An exact copy of the records is required, minus the pictures they hold.

[Start Extracted material]

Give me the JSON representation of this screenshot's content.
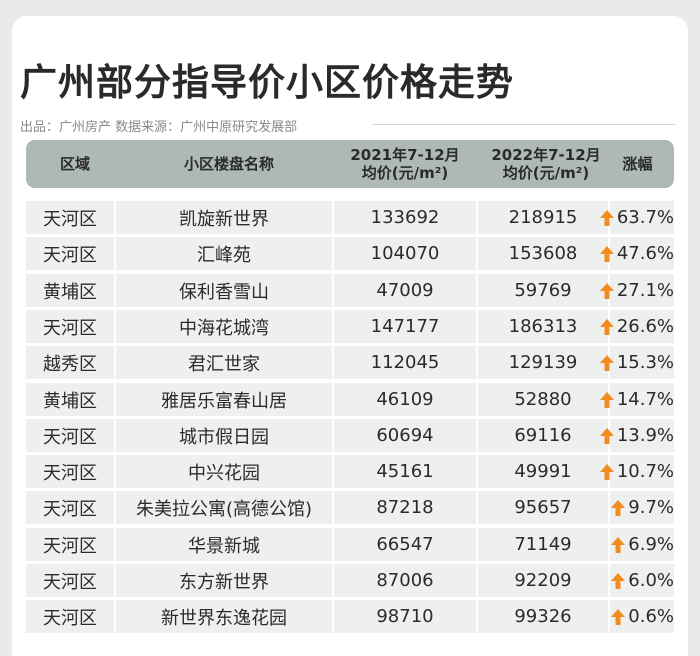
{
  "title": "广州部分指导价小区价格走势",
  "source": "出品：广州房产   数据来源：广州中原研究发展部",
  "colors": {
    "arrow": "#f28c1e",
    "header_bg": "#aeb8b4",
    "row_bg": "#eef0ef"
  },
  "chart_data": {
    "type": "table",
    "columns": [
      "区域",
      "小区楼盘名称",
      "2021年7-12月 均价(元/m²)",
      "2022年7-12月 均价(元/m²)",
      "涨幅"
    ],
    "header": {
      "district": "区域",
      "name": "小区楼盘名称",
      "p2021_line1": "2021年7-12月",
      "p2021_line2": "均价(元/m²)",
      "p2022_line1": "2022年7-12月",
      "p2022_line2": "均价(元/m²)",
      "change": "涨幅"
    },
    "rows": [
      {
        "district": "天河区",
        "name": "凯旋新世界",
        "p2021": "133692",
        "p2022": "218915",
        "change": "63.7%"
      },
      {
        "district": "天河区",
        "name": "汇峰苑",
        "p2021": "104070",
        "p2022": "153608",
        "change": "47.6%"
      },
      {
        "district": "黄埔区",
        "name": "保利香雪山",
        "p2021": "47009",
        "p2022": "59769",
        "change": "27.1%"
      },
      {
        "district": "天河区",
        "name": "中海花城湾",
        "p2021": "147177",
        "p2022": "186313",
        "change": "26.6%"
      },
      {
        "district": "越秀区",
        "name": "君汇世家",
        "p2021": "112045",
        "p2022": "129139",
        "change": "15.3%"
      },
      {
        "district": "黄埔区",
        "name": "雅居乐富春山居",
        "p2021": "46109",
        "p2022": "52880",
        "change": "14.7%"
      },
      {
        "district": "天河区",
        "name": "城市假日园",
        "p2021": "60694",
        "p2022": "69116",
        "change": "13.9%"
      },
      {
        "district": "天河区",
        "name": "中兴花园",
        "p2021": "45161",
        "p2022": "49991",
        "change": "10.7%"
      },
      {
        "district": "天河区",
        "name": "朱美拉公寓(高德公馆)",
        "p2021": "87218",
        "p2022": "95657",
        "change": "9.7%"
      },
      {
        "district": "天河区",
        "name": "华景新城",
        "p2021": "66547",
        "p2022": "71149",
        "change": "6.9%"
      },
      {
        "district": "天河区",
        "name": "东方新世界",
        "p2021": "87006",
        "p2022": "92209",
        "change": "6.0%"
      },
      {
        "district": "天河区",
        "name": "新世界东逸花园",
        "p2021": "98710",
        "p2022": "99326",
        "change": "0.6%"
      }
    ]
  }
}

[End Extracted material]

Exercise solution:
Give me the JSON representation of this screenshot's content.
{
  "title": "广州部分指导价小区价格走势",
  "source": "出品：广州房产   数据来源：广州中原研究发展部",
  "colors": {
    "arrow": "#f28c1e",
    "header_bg": "#aeb8b4",
    "row_bg": "#eef0ef"
  },
  "chart_data": {
    "type": "table",
    "columns": [
      "区域",
      "小区楼盘名称",
      "2021年7-12月 均价(元/m²)",
      "2022年7-12月 均价(元/m²)",
      "涨幅"
    ],
    "header": {
      "district": "区域",
      "name": "小区楼盘名称",
      "p2021_line1": "2021年7-12月",
      "p2021_line2": "均价(元/m²)",
      "p2022_line1": "2022年7-12月",
      "p2022_line2": "均价(元/m²)",
      "change": "涨幅"
    },
    "rows": [
      {
        "district": "天河区",
        "name": "凯旋新世界",
        "p2021": "133692",
        "p2022": "218915",
        "change": "63.7%"
      },
      {
        "district": "天河区",
        "name": "汇峰苑",
        "p2021": "104070",
        "p2022": "153608",
        "change": "47.6%"
      },
      {
        "district": "黄埔区",
        "name": "保利香雪山",
        "p2021": "47009",
        "p2022": "59769",
        "change": "27.1%"
      },
      {
        "district": "天河区",
        "name": "中海花城湾",
        "p2021": "147177",
        "p2022": "186313",
        "change": "26.6%"
      },
      {
        "district": "越秀区",
        "name": "君汇世家",
        "p2021": "112045",
        "p2022": "129139",
        "change": "15.3%"
      },
      {
        "district": "黄埔区",
        "name": "雅居乐富春山居",
        "p2021": "46109",
        "p2022": "52880",
        "change": "14.7%"
      },
      {
        "district": "天河区",
        "name": "城市假日园",
        "p2021": "60694",
        "p2022": "69116",
        "change": "13.9%"
      },
      {
        "district": "天河区",
        "name": "中兴花园",
        "p2021": "45161",
        "p2022": "49991",
        "change": "10.7%"
      },
      {
        "district": "天河区",
        "name": "朱美拉公寓(高德公馆)",
        "p2021": "87218",
        "p2022": "95657",
        "change": "9.7%"
      },
      {
        "district": "天河区",
        "name": "华景新城",
        "p2021": "66547",
        "p2022": "71149",
        "change": "6.9%"
      },
      {
        "district": "天河区",
        "name": "东方新世界",
        "p2021": "87006",
        "p2022": "92209",
        "change": "6.0%"
      },
      {
        "district": "天河区",
        "name": "新世界东逸花园",
        "p2021": "98710",
        "p2022": "99326",
        "change": "0.6%"
      }
    ]
  }
}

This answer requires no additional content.